*Aim*: Count, in the entries below, the lines in which "Generate" occurs. Give the number, nothing more.

*Record extracts*:
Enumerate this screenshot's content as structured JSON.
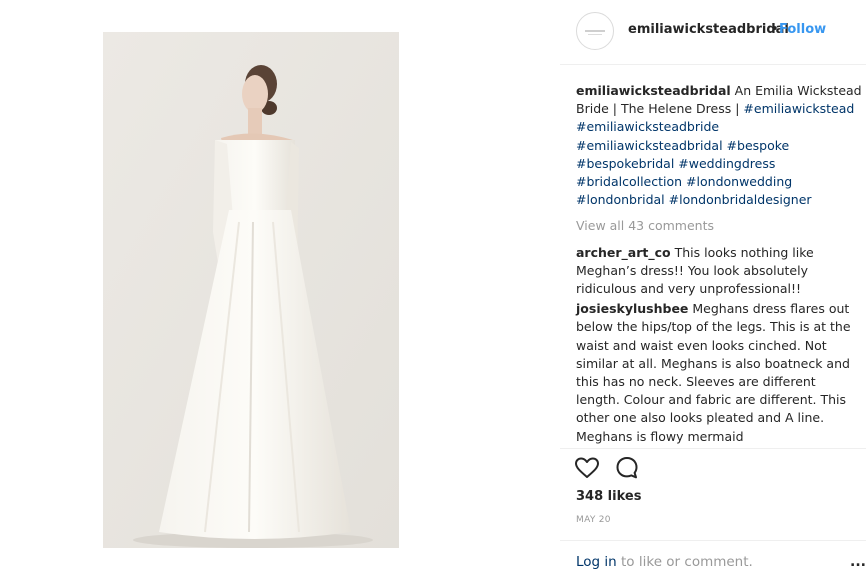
{
  "post": {
    "image_alt": "Model in white long-sleeve off-shoulder bridal gown",
    "author": {
      "handle": "emiliawicksteadbridal",
      "follow_label": "Follow",
      "separator": "•"
    },
    "caption": {
      "author": "emiliawicksteadbridal",
      "text": " An Emilia Wickstead Bride | The Helene Dress | ",
      "hashtags": [
        "#emiliawickstead",
        "#emiliawicksteadbride",
        "#emiliawicksteadbridal",
        "#bespoke",
        "#bespokebridal",
        "#weddingdress",
        "#bridalcollection",
        "#londonwedding",
        "#londonbridal",
        "#londonbridaldesigner"
      ]
    },
    "view_all_comments": "View all 43 comments",
    "comments": [
      {
        "user": "archer_art_co",
        "text": " This looks nothing like Meghan’s dress!! You look absolutely ridiculous and very unprofessional!!"
      },
      {
        "user": "josieskylushbee",
        "text": " Meghans dress flares out below the hips/top of the legs. This is at the waist and waist even looks cinched. Not similar at all. Meghans is also boatneck and this has no neck. Sleeves are different length. Colour and fabric are different. This other one also looks pleated and A line. Meghans is flowy mermaid"
      }
    ],
    "actions": {
      "like_icon": "heart-icon",
      "comment_icon": "comment-bubble-icon"
    },
    "likes": "348 likes",
    "date": "MAY 20",
    "footer": {
      "login_label": "Log in",
      "login_suffix": " to like or comment.",
      "more_label": "..."
    }
  }
}
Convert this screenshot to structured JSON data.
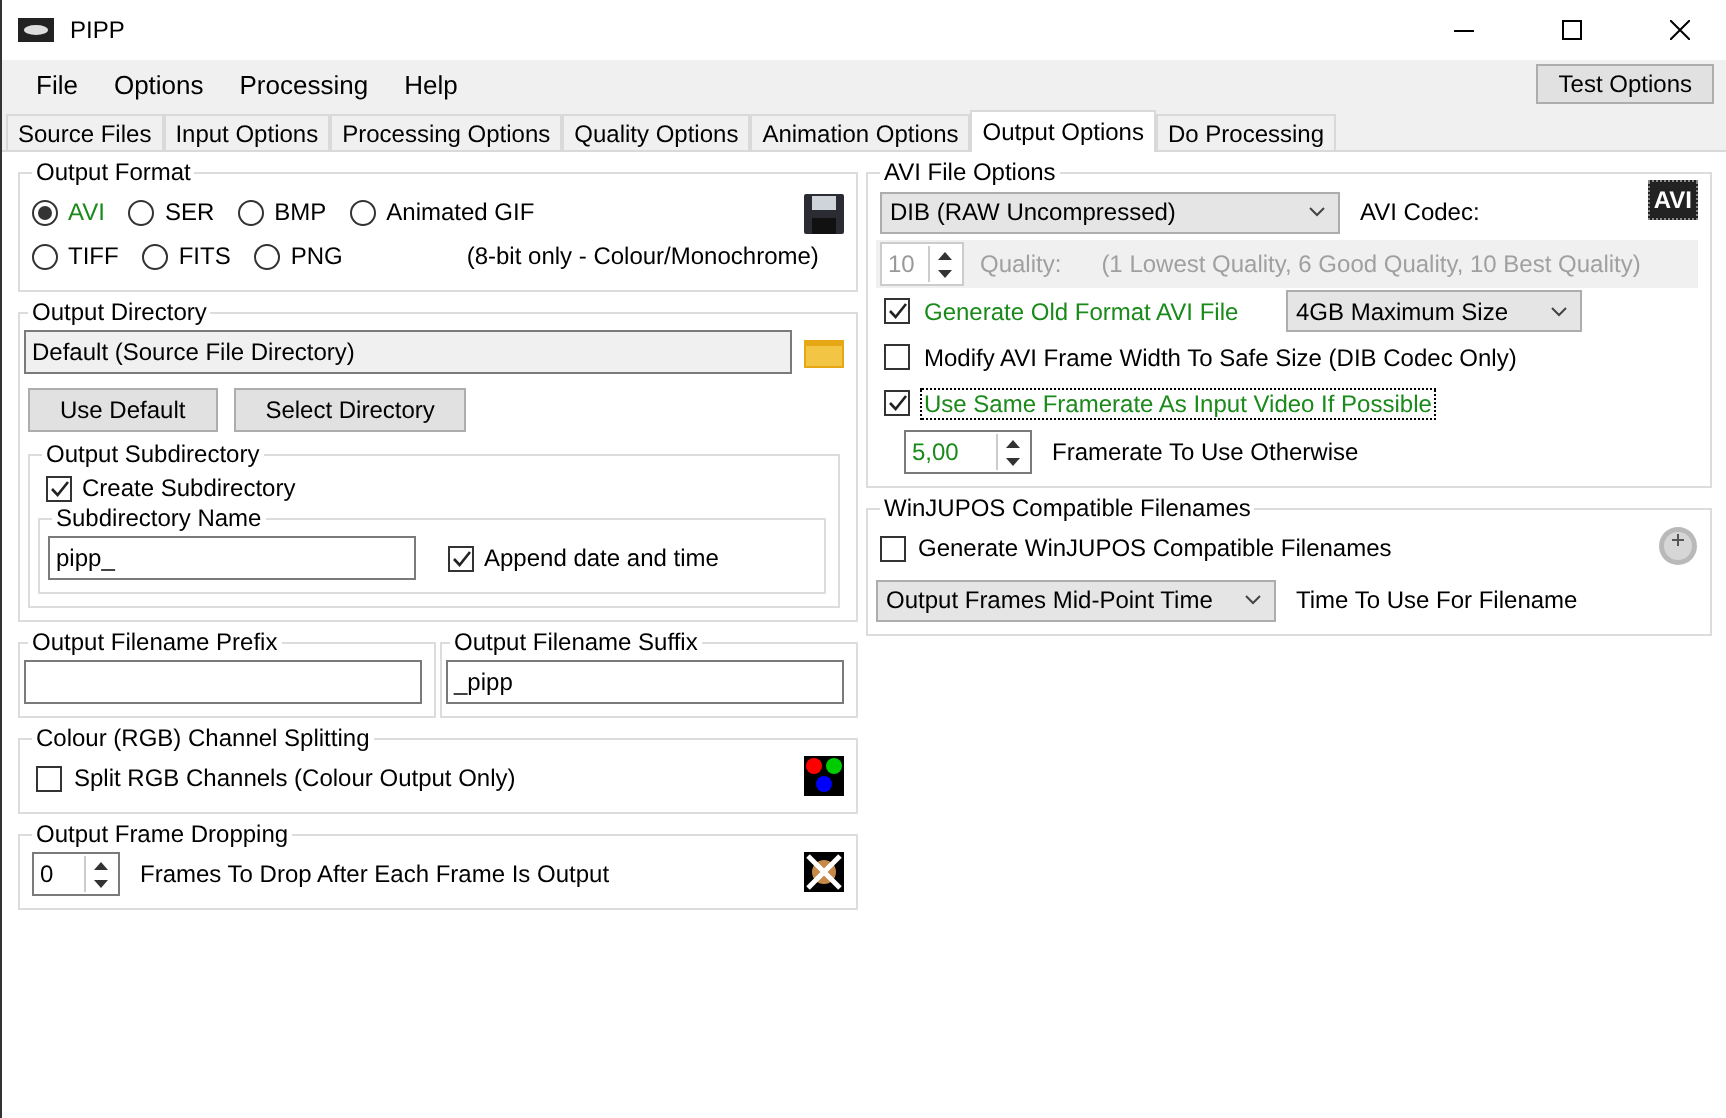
{
  "window": {
    "title": "PIPP"
  },
  "menu": [
    "File",
    "Options",
    "Processing",
    "Help"
  ],
  "menu_button": "Test Options",
  "tabs": [
    {
      "label": "Source Files",
      "selected": false
    },
    {
      "label": "Input Options",
      "selected": false
    },
    {
      "label": "Processing Options",
      "selected": false
    },
    {
      "label": "Quality Options",
      "selected": false
    },
    {
      "label": "Animation Options",
      "selected": false
    },
    {
      "label": "Output Options",
      "selected": true
    },
    {
      "label": "Do Processing",
      "selected": false
    }
  ],
  "output_format": {
    "title": "Output Format",
    "rows": [
      [
        {
          "label": "AVI",
          "selected": true
        },
        {
          "label": "SER",
          "selected": false
        },
        {
          "label": "BMP",
          "selected": false
        },
        {
          "label": "Animated GIF",
          "selected": false
        }
      ],
      [
        {
          "label": "TIFF",
          "selected": false
        },
        {
          "label": "FITS",
          "selected": false
        },
        {
          "label": "PNG",
          "selected": false
        }
      ]
    ],
    "note": "(8-bit only - Colour/Monochrome)"
  },
  "output_directory": {
    "title": "Output Directory",
    "path": "Default (Source File Directory)",
    "buttons": [
      "Use Default",
      "Select Directory"
    ],
    "subdirectory": {
      "title": "Output Subdirectory",
      "create": {
        "label": "Create Subdirectory",
        "checked": true
      },
      "name_title": "Subdirectory Name",
      "name": "pipp_",
      "append": {
        "label": "Append date and time",
        "checked": true
      }
    }
  },
  "filename_prefix": {
    "title": "Output Filename Prefix"
  },
  "filename_suffix": {
    "title": "Output Filename Suffix",
    "value": "_pipp"
  },
  "channel_splitting": {
    "title": "Colour (RGB) Channel Splitting",
    "option": {
      "label": "Split RGB Channels (Colour Output Only)",
      "checked": false
    }
  },
  "frame_dropping": {
    "title": "Output Frame Dropping",
    "value": "0",
    "label": "Frames To Drop After Each Frame Is Output"
  },
  "avi_options": {
    "title": "AVI File Options",
    "badge": "AVI",
    "codec": "DIB (RAW Uncompressed)",
    "codec_label": "AVI Codec:",
    "quality": {
      "value": "10",
      "label": "Quality:",
      "hint": "(1 Lowest Quality, 6 Good Quality, 10 Best Quality)",
      "disabled": true
    },
    "options": [
      {
        "label": "Generate Old Format AVI File",
        "checked": true,
        "focused": false,
        "select": "4GB Maximum Size"
      },
      {
        "label": "Modify AVI Frame Width To Safe Size (DIB Codec Only)",
        "checked": false,
        "focused": false
      },
      {
        "label": "Use Same Framerate As Input Video If Possible",
        "checked": true,
        "focused": true
      }
    ],
    "framerate": {
      "value": "5,00",
      "label": "Framerate To Use Otherwise"
    }
  },
  "winjupos": {
    "title": "WinJUPOS Compatible Filenames",
    "option": {
      "label": "Generate WinJUPOS Compatible Filenames",
      "checked": false
    },
    "time": "Output Frames Mid-Point Time",
    "time_label": "Time To Use For Filename"
  }
}
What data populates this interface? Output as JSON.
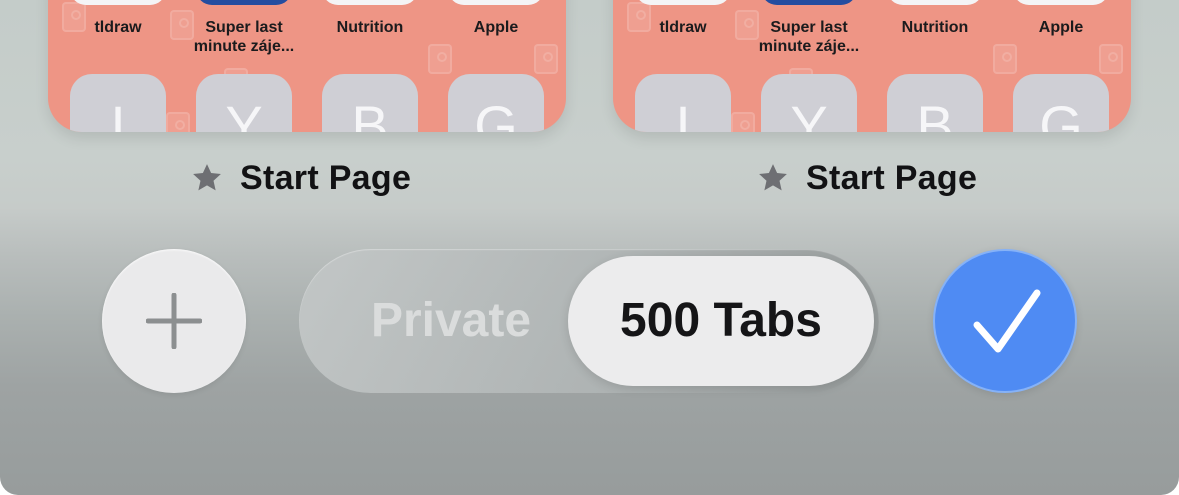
{
  "tab_grid": {
    "cards": [
      {
        "title": "Start Page",
        "favorites": [
          "tldraw",
          "Super last minute záje...",
          "Nutrition",
          "Apple"
        ],
        "frequent": [
          "I",
          "Y",
          "B",
          "G"
        ]
      },
      {
        "title": "Start Page",
        "favorites": [
          "tldraw",
          "Super last minute záje...",
          "Nutrition",
          "Apple"
        ],
        "frequent": [
          "I",
          "Y",
          "B",
          "G"
        ]
      }
    ]
  },
  "toolbar": {
    "segment_private_label": "Private",
    "segment_tabs_label": "500 Tabs",
    "selected_segment": "500 Tabs",
    "new_tab_icon": "plus-icon",
    "done_icon": "checkmark-icon"
  },
  "colors": {
    "wallpaper": "#ee9585",
    "done_button": "#4f8bf3",
    "letter_tile": "#cfcfd5"
  }
}
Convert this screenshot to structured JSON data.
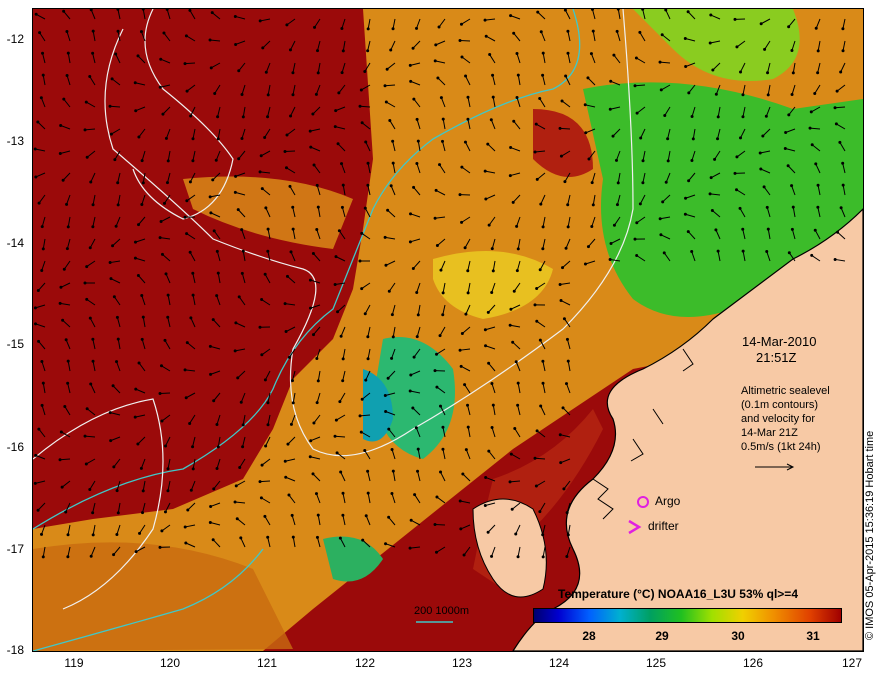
{
  "map": {
    "type": "sea-surface-temperature-map",
    "lon_ticks": [
      "119",
      "120",
      "121",
      "122",
      "123",
      "124",
      "125",
      "126",
      "127"
    ],
    "lat_ticks": [
      "-12",
      "-13",
      "-14",
      "-15",
      "-16",
      "-17",
      "-18"
    ],
    "lon_range": [
      118.6,
      127
    ],
    "lat_range": [
      -18,
      -11.8
    ]
  },
  "annotation": {
    "date": "14-Mar-2010",
    "time": "21:51Z",
    "line1": "Altimetric sealevel",
    "line2": "(0.1m contours)",
    "line3": "and velocity for",
    "line4": "14-Mar 21Z",
    "line5": "0.5m/s (1kt 24h)"
  },
  "legend": {
    "title": "Temperature (°C) NOAA16_L3U 53% ql>=4",
    "ticks": [
      "28",
      "29",
      "30",
      "31"
    ],
    "argo": "Argo",
    "drifter": "drifter",
    "scale_line": "200  1000m"
  },
  "credit": "© IMOS 05-Apr-2015 15:36:19 Hobart time",
  "colors": {
    "hot": "#9b0a0a",
    "warm": "#d98a18",
    "land": "#f7c9a5",
    "contour_cyan": "#40c8c8",
    "marker_magenta": "#e020e0"
  }
}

*Response for this exercise*: 2